(Data entries for graphics)
-- START --
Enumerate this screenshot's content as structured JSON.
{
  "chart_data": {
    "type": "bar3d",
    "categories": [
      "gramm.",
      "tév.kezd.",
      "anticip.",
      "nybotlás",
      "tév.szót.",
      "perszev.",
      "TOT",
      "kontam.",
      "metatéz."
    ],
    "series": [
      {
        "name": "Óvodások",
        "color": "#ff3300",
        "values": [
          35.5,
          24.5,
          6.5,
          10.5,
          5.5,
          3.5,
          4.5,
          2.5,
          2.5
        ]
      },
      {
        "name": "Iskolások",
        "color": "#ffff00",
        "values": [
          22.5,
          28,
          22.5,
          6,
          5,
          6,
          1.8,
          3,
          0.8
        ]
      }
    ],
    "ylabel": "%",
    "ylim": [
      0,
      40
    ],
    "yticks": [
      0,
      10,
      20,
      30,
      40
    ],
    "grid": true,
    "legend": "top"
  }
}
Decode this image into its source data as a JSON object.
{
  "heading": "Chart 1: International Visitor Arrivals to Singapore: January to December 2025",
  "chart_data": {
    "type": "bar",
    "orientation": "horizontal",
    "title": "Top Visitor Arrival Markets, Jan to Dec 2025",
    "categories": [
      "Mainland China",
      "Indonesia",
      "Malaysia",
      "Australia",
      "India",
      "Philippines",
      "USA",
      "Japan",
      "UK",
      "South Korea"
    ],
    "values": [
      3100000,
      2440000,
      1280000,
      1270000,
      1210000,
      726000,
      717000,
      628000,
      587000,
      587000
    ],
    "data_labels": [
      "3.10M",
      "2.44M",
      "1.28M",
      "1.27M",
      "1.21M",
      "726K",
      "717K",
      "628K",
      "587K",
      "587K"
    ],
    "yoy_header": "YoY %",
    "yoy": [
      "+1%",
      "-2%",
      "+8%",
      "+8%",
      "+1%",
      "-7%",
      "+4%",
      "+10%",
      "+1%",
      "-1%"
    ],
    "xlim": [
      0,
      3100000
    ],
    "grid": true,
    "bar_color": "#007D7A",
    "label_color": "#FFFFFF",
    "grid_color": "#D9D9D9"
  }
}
-- END --
● **SHORT TASK**
Extract the data exactly as given.

● **OUTPUT**
Enumerate this screenshot's content as structured JSON.
{
  "chart_data": {
    "type": "bar3d",
    "categories": [
      "gramm.",
      "tév.kezd.",
      "anticip.",
      "nybotlás",
      "tév.szót.",
      "perszev.",
      "TOT",
      "kontam.",
      "metatéz."
    ],
    "series": [
      {
        "name": "Óvodások",
        "color": "#ff3300",
        "values": [
          35.5,
          24.5,
          6.5,
          10.5,
          5.5,
          3.5,
          4.5,
          2.5,
          2.5
        ]
      },
      {
        "name": "Iskolások",
        "color": "#ffff00",
        "values": [
          22.5,
          28,
          22.5,
          6,
          5,
          6,
          1.8,
          3,
          0.8
        ]
      }
    ],
    "ylabel": "%",
    "ylim": [
      0,
      40
    ],
    "yticks": [
      0,
      10,
      20,
      30,
      40
    ],
    "grid": true,
    "legend": "top"
  }
}
Decode this image into its source data as a JSON object.
{
  "heading": "Chart 1: International Visitor Arrivals to Singapore: January to December 2025",
  "chart_data": {
    "type": "bar",
    "orientation": "horizontal",
    "title": "Top Visitor Arrival Markets, Jan to Dec 2025",
    "categories": [
      "Mainland China",
      "Indonesia",
      "Malaysia",
      "Australia",
      "India",
      "Philippines",
      "USA",
      "Japan",
      "UK",
      "South Korea"
    ],
    "values": [
      3100000,
      2440000,
      1280000,
      1270000,
      1210000,
      726000,
      717000,
      628000,
      587000,
      587000
    ],
    "data_labels": [
      "3.10M",
      "2.44M",
      "1.28M",
      "1.27M",
      "1.21M",
      "726K",
      "717K",
      "628K",
      "587K",
      "587K"
    ],
    "yoy_header": "YoY %",
    "yoy": [
      "+1%",
      "-2%",
      "+8%",
      "+8%",
      "+1%",
      "-7%",
      "+4%",
      "+10%",
      "+1%",
      "-1%"
    ],
    "xlim": [
      0,
      3100000
    ],
    "grid": true,
    "bar_color": "#007D7A",
    "label_color": "#FFFFFF",
    "grid_color": "#D9D9D9"
  }
}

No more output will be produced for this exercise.